EXERCISE PROMPT: In the data below, find every line with the string "TetherUS" and pull it out.

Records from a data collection
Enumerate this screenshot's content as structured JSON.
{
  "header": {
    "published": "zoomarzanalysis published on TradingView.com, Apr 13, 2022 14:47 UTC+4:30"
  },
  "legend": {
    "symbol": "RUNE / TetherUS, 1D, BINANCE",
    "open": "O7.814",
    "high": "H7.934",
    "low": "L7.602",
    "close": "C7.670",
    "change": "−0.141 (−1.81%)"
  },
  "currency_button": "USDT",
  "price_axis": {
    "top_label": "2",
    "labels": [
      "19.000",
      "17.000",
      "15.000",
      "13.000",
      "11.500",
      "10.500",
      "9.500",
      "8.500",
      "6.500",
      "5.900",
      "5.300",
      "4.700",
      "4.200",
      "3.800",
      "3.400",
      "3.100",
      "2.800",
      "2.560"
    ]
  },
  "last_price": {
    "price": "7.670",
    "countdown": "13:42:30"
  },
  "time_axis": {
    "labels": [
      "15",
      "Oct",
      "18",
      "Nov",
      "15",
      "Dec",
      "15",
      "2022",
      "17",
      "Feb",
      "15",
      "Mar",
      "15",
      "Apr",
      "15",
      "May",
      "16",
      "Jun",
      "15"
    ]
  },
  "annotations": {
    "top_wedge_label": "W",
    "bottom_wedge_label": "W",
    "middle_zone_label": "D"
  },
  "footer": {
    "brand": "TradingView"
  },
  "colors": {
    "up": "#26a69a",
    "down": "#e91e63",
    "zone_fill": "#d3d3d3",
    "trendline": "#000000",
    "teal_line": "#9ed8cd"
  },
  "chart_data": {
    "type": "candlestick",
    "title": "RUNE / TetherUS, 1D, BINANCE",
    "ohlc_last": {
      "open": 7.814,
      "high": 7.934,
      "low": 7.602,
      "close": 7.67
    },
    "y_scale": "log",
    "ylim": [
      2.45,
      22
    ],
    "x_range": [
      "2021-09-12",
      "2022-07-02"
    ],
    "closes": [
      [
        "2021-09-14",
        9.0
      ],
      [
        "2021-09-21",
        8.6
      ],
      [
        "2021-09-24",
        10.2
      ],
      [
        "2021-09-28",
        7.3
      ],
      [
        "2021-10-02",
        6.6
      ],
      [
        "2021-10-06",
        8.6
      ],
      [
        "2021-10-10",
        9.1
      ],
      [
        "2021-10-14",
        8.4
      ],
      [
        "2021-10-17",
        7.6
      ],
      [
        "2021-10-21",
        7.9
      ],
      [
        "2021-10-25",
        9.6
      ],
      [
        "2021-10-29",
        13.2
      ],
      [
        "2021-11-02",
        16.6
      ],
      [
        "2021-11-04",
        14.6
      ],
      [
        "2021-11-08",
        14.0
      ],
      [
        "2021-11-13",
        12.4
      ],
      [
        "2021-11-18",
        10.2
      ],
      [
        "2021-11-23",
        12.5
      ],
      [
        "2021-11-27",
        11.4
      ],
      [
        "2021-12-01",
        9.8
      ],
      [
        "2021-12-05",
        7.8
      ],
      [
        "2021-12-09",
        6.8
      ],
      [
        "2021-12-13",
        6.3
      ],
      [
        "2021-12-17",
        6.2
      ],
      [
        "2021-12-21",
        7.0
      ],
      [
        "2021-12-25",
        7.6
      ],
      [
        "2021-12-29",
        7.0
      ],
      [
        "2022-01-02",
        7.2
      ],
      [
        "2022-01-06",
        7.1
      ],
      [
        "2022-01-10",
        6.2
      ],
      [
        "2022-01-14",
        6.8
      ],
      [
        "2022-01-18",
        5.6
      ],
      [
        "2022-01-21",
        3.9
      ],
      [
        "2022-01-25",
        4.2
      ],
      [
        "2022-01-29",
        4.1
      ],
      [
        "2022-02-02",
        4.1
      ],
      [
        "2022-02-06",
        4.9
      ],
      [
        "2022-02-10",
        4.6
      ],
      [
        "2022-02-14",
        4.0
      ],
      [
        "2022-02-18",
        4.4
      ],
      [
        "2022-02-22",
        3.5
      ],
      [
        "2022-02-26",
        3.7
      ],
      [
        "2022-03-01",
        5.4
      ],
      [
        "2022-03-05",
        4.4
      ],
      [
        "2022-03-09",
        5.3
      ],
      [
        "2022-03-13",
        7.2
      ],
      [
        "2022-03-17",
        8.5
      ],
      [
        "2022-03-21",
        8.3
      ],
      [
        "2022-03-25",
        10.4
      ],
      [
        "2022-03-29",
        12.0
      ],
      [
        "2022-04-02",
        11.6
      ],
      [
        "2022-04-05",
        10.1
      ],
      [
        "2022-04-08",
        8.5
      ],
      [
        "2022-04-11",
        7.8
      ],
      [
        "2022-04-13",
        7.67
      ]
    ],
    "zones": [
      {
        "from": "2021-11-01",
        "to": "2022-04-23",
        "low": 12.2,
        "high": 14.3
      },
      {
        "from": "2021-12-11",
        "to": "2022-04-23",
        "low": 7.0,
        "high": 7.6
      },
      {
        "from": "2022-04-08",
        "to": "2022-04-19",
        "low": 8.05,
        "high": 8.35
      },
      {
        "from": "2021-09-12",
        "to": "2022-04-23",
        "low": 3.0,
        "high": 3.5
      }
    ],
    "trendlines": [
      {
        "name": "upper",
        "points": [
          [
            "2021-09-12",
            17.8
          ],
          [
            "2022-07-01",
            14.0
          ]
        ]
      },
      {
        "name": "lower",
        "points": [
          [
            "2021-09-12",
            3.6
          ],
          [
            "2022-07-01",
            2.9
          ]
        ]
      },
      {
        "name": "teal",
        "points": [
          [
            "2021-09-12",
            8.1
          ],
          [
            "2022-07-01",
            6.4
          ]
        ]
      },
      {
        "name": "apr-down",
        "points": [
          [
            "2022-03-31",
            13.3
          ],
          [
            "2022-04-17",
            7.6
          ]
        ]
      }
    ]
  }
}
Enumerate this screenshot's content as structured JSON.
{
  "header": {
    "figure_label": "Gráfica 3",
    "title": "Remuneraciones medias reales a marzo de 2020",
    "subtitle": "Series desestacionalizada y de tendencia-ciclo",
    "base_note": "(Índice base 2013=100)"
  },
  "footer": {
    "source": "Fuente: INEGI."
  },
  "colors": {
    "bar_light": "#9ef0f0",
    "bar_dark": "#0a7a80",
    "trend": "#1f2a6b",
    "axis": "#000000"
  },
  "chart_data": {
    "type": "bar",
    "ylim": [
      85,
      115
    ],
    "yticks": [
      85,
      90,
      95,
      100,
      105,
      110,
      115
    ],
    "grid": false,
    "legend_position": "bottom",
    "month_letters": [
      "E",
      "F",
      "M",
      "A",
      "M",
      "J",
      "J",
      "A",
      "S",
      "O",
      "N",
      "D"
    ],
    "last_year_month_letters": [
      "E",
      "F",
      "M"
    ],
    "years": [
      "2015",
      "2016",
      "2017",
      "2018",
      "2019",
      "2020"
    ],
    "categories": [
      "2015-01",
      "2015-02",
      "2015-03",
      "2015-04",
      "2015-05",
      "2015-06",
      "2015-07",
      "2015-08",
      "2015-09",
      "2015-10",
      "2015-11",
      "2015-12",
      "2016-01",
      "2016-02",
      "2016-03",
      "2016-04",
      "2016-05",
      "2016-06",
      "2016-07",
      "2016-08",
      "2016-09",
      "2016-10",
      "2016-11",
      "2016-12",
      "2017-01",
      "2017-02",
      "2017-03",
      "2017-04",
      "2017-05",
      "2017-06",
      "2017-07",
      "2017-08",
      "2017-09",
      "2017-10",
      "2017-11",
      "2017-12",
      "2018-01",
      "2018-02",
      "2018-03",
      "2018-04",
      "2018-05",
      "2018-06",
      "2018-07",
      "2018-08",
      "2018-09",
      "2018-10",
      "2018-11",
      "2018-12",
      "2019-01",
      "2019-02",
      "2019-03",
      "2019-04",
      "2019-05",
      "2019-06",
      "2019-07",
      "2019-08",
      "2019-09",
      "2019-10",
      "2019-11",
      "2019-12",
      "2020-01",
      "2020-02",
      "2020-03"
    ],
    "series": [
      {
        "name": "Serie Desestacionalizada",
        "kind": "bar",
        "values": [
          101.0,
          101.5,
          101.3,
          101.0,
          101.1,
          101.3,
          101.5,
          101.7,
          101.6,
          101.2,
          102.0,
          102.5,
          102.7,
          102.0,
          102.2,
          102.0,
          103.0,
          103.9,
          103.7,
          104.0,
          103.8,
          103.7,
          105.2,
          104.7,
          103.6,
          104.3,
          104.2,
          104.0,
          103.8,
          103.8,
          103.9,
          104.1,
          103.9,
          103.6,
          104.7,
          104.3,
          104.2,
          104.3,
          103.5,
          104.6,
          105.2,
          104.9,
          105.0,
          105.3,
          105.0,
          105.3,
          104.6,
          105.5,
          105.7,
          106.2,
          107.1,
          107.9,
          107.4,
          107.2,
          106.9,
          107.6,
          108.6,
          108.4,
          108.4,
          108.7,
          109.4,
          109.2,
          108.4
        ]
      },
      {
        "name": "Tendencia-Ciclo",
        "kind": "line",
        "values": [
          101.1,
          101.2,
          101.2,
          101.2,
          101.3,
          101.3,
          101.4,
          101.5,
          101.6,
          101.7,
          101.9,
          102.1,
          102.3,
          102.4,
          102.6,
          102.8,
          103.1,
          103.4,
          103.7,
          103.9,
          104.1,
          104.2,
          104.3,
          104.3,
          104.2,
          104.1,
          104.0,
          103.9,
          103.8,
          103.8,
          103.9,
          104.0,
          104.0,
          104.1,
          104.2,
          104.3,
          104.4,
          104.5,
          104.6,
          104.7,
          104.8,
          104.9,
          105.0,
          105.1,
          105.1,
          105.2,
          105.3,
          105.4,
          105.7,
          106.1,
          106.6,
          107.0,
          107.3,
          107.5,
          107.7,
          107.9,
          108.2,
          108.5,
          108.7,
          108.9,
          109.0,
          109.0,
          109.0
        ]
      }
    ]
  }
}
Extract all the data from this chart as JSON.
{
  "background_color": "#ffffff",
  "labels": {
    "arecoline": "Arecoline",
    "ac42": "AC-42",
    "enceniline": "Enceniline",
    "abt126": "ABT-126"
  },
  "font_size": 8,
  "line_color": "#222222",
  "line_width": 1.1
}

FINAL ANSWER:
    "symbol": "RUNE / TetherUS, 1D, BINANCE",
    "title": "RUNE / TetherUS, 1D, BINANCE",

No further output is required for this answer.